Please retype the records below exactly, leaving out any pictures.
>>>>>
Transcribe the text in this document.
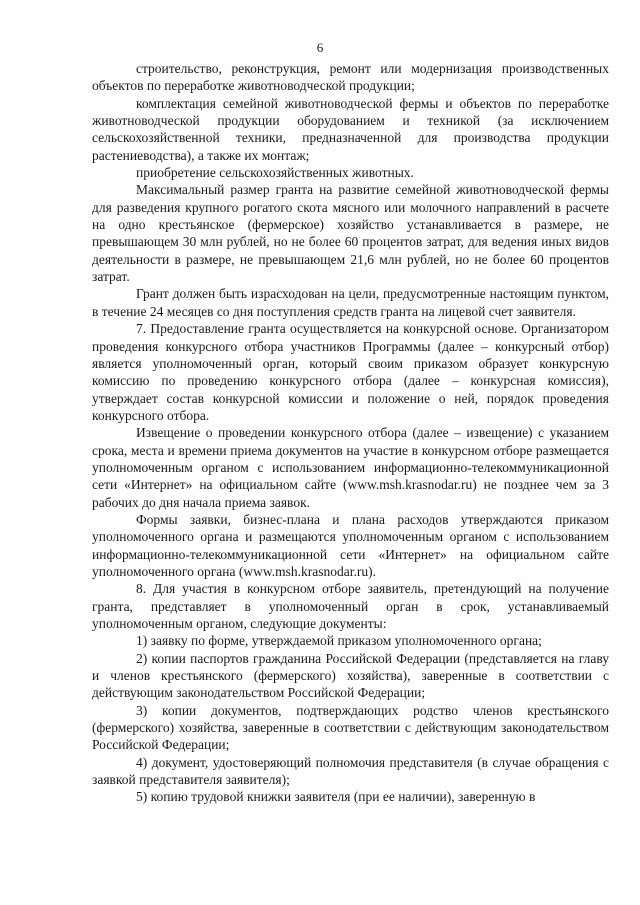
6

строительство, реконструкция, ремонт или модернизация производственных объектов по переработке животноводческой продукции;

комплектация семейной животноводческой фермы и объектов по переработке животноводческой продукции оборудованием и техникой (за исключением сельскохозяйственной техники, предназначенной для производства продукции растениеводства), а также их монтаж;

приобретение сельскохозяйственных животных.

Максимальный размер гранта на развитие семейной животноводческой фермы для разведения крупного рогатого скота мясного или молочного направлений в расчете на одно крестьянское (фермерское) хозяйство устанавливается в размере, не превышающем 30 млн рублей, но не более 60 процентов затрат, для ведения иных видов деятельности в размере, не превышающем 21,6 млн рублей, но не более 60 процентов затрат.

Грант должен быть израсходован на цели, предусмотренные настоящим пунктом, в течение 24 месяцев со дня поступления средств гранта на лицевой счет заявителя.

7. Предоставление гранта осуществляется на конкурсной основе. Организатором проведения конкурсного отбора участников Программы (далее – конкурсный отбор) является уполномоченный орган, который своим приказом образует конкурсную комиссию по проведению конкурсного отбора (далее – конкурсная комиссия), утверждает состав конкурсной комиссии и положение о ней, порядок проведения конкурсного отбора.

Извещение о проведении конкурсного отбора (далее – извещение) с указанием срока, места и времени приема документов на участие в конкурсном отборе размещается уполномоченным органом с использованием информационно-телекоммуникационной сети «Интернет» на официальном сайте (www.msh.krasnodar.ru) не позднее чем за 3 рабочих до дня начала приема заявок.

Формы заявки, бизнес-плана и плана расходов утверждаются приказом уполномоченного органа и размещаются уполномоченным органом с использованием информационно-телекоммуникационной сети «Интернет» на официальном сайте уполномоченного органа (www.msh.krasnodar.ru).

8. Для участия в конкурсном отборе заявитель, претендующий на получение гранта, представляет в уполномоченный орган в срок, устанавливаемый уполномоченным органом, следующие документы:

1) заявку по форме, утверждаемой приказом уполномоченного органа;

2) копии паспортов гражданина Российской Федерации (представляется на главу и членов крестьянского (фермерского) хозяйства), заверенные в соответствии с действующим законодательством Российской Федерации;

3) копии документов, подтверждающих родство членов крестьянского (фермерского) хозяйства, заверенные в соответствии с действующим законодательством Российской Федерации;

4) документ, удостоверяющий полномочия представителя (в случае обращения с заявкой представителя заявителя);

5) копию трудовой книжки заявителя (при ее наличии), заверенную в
<<<<<
**Solution**.
Transcribe the text in this document.
6

строительство, реконструкция, ремонт или модернизация производственных объектов по переработке животноводческой продукции;

комплектация семейной животноводческой фермы и объектов по переработке животноводческой продукции оборудованием и техникой (за исключением сельскохозяйственной техники, предназначенной для производства продукции растениеводства), а также их монтаж;

приобретение сельскохозяйственных животных.

Максимальный размер гранта на развитие семейной животноводческой фермы для разведения крупного рогатого скота мясного или молочного направлений в расчете на одно крестьянское (фермерское) хозяйство устанавливается в размере, не превышающем 30 млн рублей, но не более 60 процентов затрат, для ведения иных видов деятельности в размере, не превышающем 21,6 млн рублей, но не более 60 процентов затрат.

Грант должен быть израсходован на цели, предусмотренные настоящим пунктом, в течение 24 месяцев со дня поступления средств гранта на лицевой счет заявителя.

7. Предоставление гранта осуществляется на конкурсной основе. Организатором проведения конкурсного отбора участников Программы (далее – конкурсный отбор) является уполномоченный орган, который своим приказом образует конкурсную комиссию по проведению конкурсного отбора (далее – конкурсная комиссия), утверждает состав конкурсной комиссии и положение о ней, порядок проведения конкурсного отбора.

Извещение о проведении конкурсного отбора (далее – извещение) с указанием срока, места и времени приема документов на участие в конкурсном отборе размещается уполномоченным органом с использованием информационно-телекоммуникационной сети «Интернет» на официальном сайте (www.msh.krasnodar.ru) не позднее чем за 3 рабочих до дня начала приема заявок.

Формы заявки, бизнес-плана и плана расходов утверждаются приказом уполномоченного органа и размещаются уполномоченным органом с использованием информационно-телекоммуникационной сети «Интернет» на официальном сайте уполномоченного органа (www.msh.krasnodar.ru).

8. Для участия в конкурсном отборе заявитель, претендующий на получение гранта, представляет в уполномоченный орган в срок, устанавливаемый уполномоченным органом, следующие документы:

1) заявку по форме, утверждаемой приказом уполномоченного органа;

2) копии паспортов гражданина Российской Федерации (представляется на главу и членов крестьянского (фермерского) хозяйства), заверенные в соответствии с действующим законодательством Российской Федерации;

3) копии документов, подтверждающих родство членов крестьянского (фермерского) хозяйства, заверенные в соответствии с действующим законодательством Российской Федерации;

4) документ, удостоверяющий полномочия представителя (в случае обращения с заявкой представителя заявителя);

5) копию трудовой книжки заявителя (при ее наличии), заверенную в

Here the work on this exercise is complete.